Dataset entries
____
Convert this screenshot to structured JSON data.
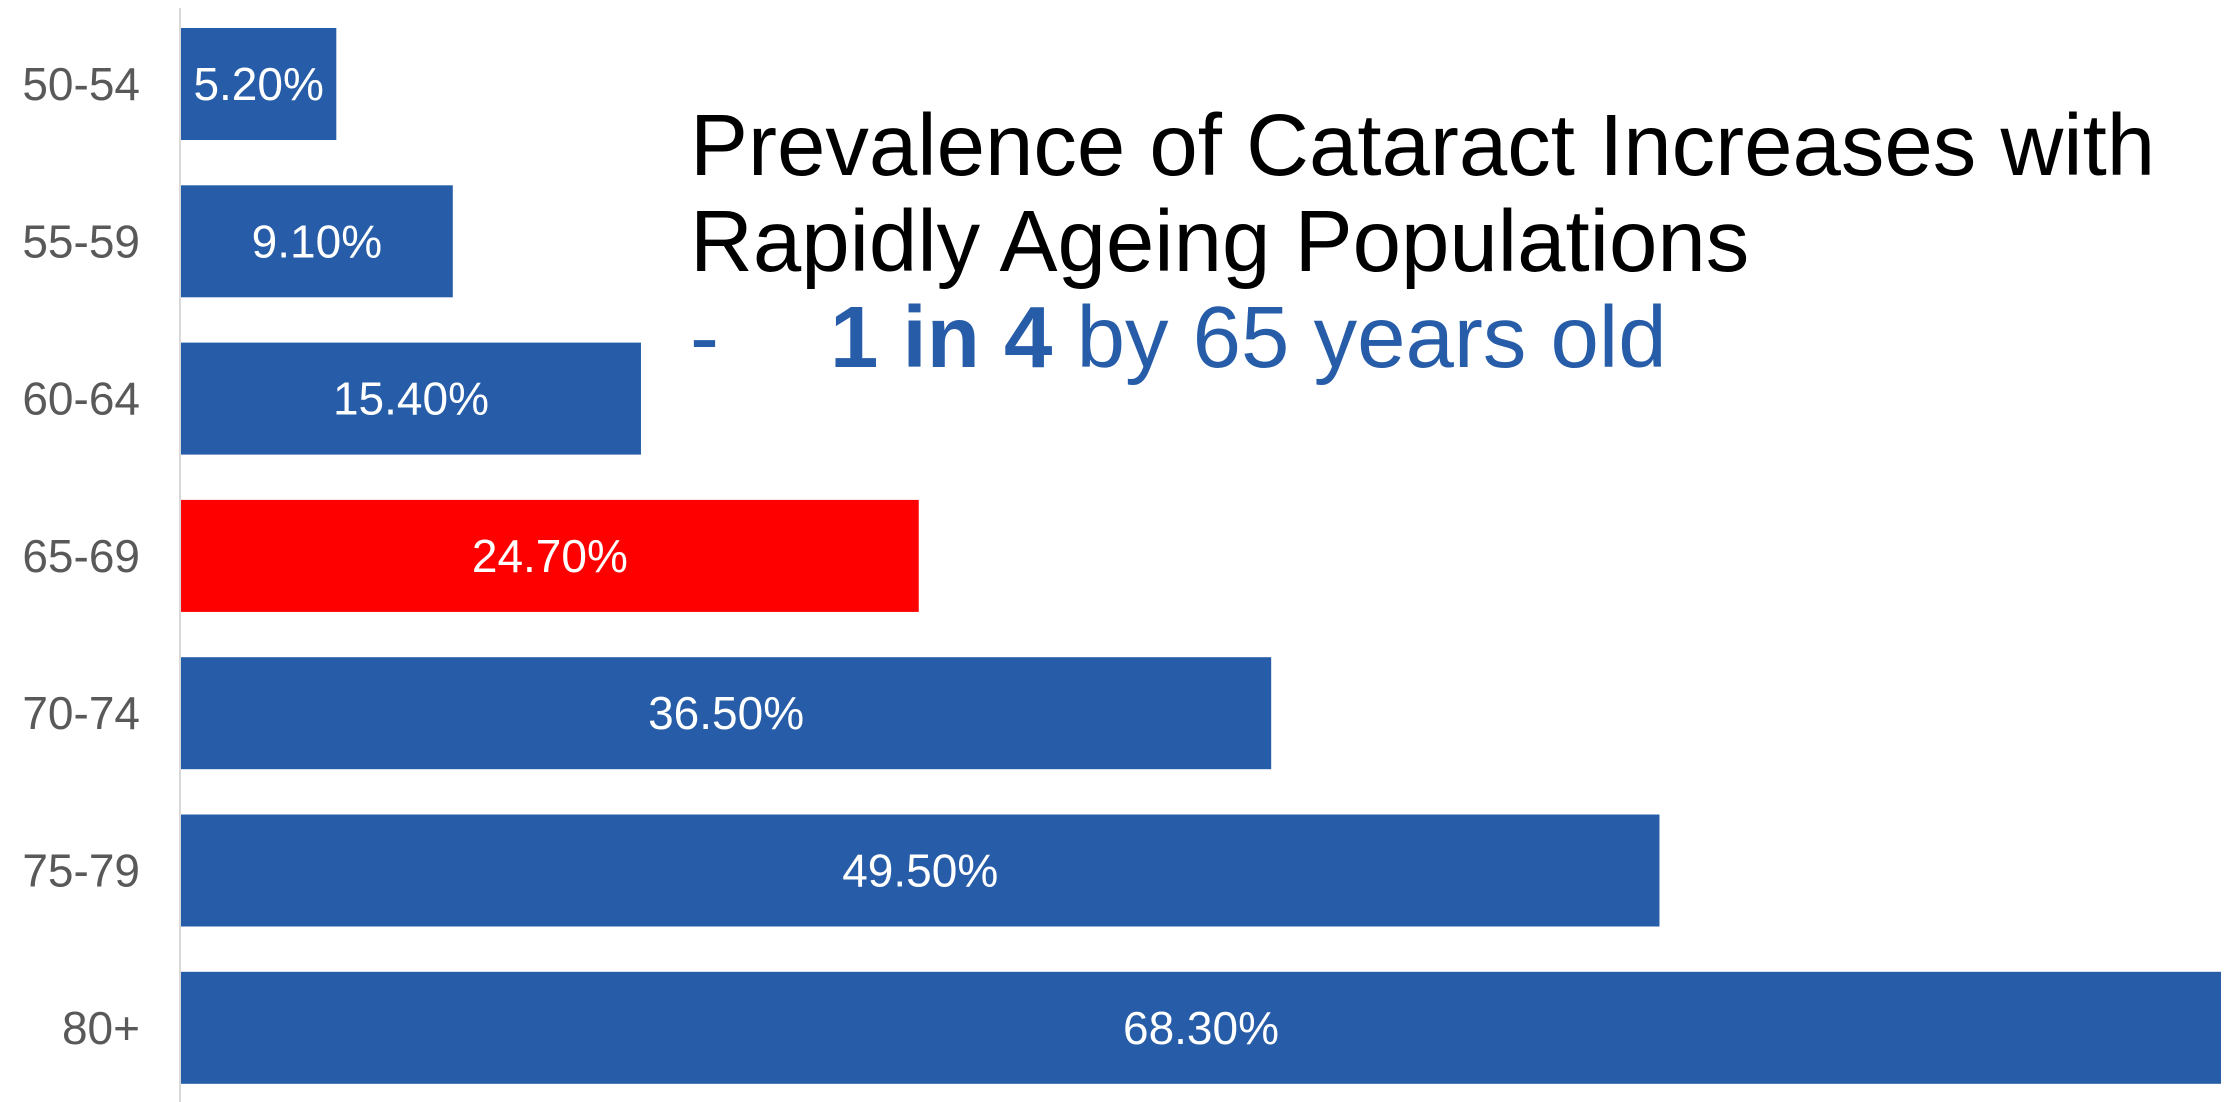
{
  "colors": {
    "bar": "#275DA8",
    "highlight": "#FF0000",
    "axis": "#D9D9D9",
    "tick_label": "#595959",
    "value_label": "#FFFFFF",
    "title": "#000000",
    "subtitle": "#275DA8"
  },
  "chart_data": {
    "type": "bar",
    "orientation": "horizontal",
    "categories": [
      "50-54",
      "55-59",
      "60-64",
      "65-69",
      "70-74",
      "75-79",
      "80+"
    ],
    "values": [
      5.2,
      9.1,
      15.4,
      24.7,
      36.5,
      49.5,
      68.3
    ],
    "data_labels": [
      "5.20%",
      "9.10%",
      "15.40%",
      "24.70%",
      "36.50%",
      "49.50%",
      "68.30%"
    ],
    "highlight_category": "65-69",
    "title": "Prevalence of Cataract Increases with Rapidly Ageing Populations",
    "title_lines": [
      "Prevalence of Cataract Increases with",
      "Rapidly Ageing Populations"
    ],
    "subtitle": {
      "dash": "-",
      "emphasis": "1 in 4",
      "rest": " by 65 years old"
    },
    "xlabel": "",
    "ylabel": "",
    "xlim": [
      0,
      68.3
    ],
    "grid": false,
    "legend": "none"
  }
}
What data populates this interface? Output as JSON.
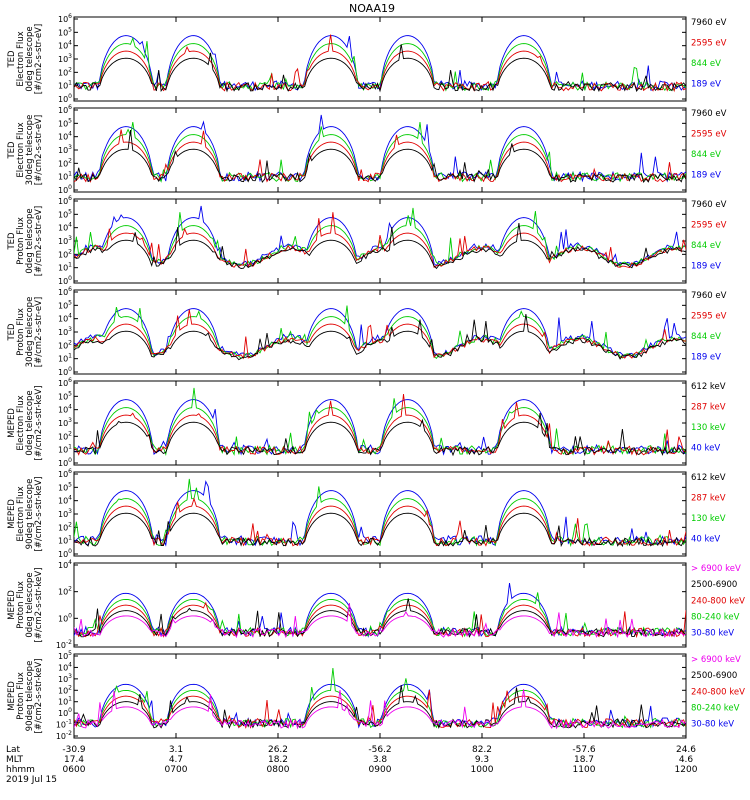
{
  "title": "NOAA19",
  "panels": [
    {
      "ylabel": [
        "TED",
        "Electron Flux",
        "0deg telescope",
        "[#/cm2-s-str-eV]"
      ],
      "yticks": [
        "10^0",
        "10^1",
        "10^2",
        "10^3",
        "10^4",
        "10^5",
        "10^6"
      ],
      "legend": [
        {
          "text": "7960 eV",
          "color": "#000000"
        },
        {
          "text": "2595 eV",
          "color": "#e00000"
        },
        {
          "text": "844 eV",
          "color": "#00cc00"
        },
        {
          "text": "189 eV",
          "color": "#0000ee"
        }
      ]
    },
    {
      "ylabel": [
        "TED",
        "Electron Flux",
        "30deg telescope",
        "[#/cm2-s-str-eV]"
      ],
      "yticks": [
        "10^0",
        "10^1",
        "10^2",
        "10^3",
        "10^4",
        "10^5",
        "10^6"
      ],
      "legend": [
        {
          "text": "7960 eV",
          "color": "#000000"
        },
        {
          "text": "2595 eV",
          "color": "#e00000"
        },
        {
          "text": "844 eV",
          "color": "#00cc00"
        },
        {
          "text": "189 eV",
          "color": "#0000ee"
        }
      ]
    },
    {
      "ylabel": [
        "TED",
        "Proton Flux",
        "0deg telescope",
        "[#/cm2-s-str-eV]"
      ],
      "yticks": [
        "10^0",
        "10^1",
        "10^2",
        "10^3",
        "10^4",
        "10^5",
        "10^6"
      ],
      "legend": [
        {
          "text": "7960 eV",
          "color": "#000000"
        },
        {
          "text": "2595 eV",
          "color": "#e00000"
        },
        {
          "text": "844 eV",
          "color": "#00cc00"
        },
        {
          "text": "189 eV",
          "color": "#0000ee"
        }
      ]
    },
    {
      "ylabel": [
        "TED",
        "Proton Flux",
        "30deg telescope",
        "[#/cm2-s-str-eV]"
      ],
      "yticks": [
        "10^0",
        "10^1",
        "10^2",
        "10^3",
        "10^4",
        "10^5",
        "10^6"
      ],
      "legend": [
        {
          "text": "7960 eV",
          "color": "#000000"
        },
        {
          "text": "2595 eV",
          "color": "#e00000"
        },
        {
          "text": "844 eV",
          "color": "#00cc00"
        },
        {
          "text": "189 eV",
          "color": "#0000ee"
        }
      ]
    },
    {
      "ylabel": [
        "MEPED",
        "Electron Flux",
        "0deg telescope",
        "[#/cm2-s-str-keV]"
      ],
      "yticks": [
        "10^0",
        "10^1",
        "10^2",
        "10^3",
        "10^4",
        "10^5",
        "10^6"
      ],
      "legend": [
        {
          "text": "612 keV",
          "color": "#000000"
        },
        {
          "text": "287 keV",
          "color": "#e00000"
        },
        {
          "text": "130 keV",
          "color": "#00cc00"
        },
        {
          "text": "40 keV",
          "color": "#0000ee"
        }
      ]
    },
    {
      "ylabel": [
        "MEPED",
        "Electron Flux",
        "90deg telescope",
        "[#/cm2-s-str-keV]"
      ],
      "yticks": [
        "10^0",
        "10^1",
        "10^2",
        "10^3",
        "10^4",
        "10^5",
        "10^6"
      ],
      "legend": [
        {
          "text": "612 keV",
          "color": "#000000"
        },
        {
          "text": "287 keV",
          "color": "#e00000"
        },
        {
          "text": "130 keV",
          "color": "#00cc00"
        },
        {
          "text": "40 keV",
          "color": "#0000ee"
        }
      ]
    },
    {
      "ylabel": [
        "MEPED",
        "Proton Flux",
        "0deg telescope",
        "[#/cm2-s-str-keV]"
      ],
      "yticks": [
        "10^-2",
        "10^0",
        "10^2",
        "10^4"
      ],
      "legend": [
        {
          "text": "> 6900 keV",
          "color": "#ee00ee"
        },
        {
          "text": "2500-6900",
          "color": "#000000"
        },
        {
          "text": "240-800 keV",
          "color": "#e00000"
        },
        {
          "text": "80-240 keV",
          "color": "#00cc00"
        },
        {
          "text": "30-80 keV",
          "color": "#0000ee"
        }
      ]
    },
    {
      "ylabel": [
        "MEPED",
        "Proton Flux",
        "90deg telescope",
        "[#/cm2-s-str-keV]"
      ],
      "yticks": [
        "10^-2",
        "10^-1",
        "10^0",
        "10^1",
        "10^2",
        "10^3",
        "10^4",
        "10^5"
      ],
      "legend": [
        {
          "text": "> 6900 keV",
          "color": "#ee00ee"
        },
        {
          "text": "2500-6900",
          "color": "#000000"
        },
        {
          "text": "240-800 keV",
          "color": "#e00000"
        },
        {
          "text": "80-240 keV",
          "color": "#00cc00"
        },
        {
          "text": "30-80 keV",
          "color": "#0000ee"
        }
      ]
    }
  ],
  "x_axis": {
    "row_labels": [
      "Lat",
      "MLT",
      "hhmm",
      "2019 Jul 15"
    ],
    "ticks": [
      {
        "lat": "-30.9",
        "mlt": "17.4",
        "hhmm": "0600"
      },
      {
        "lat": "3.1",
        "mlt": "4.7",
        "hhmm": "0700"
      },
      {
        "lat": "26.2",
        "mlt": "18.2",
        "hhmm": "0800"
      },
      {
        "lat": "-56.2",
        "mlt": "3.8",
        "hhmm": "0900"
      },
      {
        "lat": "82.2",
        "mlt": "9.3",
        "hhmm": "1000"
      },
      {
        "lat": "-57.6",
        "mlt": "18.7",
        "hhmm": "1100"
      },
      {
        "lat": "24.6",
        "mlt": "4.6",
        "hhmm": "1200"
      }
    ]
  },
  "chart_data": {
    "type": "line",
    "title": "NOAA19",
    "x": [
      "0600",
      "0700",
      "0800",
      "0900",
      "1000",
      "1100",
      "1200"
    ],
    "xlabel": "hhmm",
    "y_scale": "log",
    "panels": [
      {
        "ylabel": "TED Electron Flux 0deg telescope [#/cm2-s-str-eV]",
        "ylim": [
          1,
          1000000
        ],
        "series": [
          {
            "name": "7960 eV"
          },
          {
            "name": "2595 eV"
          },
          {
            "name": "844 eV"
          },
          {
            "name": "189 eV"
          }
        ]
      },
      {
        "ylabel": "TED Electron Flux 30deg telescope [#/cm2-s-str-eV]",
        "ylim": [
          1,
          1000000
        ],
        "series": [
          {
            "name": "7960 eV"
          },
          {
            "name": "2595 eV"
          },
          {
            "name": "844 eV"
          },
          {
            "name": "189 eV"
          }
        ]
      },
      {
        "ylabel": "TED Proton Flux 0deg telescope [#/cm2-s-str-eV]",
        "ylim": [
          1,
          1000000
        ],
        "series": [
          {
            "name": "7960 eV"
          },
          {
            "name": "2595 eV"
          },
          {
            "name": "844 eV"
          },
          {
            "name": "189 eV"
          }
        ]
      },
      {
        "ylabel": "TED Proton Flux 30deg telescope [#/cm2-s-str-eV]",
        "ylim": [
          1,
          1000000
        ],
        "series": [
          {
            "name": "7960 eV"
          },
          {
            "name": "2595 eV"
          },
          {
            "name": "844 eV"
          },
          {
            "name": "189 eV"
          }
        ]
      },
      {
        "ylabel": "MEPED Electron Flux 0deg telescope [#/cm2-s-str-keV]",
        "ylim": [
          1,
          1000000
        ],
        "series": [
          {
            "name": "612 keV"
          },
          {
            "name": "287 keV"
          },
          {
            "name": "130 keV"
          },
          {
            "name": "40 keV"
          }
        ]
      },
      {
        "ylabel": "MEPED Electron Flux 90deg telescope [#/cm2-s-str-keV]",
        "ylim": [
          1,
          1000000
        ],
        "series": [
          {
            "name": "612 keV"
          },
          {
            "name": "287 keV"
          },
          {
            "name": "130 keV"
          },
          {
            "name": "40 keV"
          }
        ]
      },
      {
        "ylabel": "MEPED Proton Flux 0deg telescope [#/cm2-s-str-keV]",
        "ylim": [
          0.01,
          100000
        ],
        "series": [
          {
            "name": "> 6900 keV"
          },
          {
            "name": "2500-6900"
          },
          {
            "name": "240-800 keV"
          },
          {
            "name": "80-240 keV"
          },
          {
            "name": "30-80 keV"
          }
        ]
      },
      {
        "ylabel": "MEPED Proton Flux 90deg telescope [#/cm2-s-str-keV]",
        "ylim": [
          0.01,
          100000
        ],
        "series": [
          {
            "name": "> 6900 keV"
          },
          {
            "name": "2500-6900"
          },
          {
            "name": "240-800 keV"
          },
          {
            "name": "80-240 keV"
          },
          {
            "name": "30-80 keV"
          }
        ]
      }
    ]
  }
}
____
Search the data for the string "hhmm". List each line that has it.

      "hhmm",
        "hhmm": "0600"
        "hhmm": "0700"
        "hhmm": "0800"
        "hhmm": "0900"
        "hhmm": "1000"
        "hhmm": "1100"
        "hhmm": "1200"
    "xlabel": "hhmm",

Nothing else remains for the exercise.